RECORDED INFORMATION –
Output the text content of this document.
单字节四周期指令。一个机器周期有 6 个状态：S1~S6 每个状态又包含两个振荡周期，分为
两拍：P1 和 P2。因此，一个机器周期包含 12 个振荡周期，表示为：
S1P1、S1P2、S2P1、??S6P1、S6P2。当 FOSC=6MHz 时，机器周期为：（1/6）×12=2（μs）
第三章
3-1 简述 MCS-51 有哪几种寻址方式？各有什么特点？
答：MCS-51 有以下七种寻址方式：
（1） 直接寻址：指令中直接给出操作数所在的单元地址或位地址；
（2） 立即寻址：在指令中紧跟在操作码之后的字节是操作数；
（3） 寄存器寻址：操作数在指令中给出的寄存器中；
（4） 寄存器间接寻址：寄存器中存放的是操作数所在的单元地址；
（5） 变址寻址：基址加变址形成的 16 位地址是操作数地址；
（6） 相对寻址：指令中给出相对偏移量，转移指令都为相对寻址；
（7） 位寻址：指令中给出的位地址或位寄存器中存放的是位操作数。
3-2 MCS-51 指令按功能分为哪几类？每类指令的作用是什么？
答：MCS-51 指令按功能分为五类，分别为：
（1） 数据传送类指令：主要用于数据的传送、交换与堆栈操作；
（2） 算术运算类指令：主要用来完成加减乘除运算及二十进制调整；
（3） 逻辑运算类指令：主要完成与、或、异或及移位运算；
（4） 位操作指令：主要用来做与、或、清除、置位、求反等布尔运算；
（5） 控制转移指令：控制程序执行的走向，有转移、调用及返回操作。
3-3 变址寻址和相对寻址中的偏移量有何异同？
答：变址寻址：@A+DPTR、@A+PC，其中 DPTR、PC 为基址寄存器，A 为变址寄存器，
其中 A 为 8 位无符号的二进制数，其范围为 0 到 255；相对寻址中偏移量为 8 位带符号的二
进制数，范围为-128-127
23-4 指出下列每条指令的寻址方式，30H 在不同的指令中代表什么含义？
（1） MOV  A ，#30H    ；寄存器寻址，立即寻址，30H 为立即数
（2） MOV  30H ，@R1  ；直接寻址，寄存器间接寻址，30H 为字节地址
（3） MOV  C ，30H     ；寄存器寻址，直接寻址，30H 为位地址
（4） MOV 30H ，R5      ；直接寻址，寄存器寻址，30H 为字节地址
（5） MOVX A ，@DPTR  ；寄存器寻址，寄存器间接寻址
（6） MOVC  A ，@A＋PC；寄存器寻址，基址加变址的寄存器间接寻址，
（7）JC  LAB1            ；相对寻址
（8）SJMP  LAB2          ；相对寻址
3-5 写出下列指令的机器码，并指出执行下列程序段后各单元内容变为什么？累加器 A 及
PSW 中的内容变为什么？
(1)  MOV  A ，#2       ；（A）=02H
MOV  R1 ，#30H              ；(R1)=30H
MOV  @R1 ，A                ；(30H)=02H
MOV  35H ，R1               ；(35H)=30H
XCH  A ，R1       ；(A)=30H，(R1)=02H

OBJECTIVE – Take the entries and copy them out exactly.

OUTPUT –
Output the text content of this document.
单字节四周期指令。一个机器周期有 6 个状态：S1~S6 每个状态又包含两个振荡周期，分为
两拍：P1 和 P2。因此，一个机器周期包含 12 个振荡周期，表示为：
S1P1、S1P2、S2P1、??S6P1、S6P2。当 FOSC=6MHz 时，机器周期为：（1/6）×12=2（μs）
第三章
3-1 简述 MCS-51 有哪几种寻址方式？各有什么特点？
答：MCS-51 有以下七种寻址方式：
（1） 直接寻址：指令中直接给出操作数所在的单元地址或位地址；
（2） 立即寻址：在指令中紧跟在操作码之后的字节是操作数；
（3） 寄存器寻址：操作数在指令中给出的寄存器中；
（4） 寄存器间接寻址：寄存器中存放的是操作数所在的单元地址；
（5） 变址寻址：基址加变址形成的 16 位地址是操作数地址；
（6） 相对寻址：指令中给出相对偏移量，转移指令都为相对寻址；
（7） 位寻址：指令中给出的位地址或位寄存器中存放的是位操作数。
3-2 MCS-51 指令按功能分为哪几类？每类指令的作用是什么？
答：MCS-51 指令按功能分为五类，分别为：
（1） 数据传送类指令：主要用于数据的传送、交换与堆栈操作；
（2） 算术运算类指令：主要用来完成加减乘除运算及二十进制调整；
（3） 逻辑运算类指令：主要完成与、或、异或及移位运算；
（4） 位操作指令：主要用来做与、或、清除、置位、求反等布尔运算；
（5） 控制转移指令：控制程序执行的走向，有转移、调用及返回操作。
3-3 变址寻址和相对寻址中的偏移量有何异同？
答：变址寻址：@A+DPTR、@A+PC，其中 DPTR、PC 为基址寄存器，A 为变址寄存器，
其中 A 为 8 位无符号的二进制数，其范围为 0 到 255；相对寻址中偏移量为 8 位带符号的二
进制数，范围为-128-127
23-4 指出下列每条指令的寻址方式，30H 在不同的指令中代表什么含义？
（1） MOV  A ，#30H    ；寄存器寻址，立即寻址，30H 为立即数
（2） MOV  30H ，@R1  ；直接寻址，寄存器间接寻址，30H 为字节地址
（3） MOV  C ，30H     ；寄存器寻址，直接寻址，30H 为位地址
（4） MOV 30H ，R5      ；直接寻址，寄存器寻址，30H 为字节地址
（5） MOVX A ，@DPTR  ；寄存器寻址，寄存器间接寻址
（6） MOVC  A ，@A＋PC；寄存器寻址，基址加变址的寄存器间接寻址，
（7）JC  LAB1            ；相对寻址
（8）SJMP  LAB2          ；相对寻址
3-5 写出下列指令的机器码，并指出执行下列程序段后各单元内容变为什么？累加器 A 及
PSW 中的内容变为什么？
(1)  MOV  A ，#2       ；（A）=02H
MOV  R1 ，#30H              ；(R1)=30H
MOV  @R1 ，A                ；(30H)=02H
MOV  35H ，R1               ；(35H)=30H
XCH  A ，R1       ；(A)=30H，(R1)=02H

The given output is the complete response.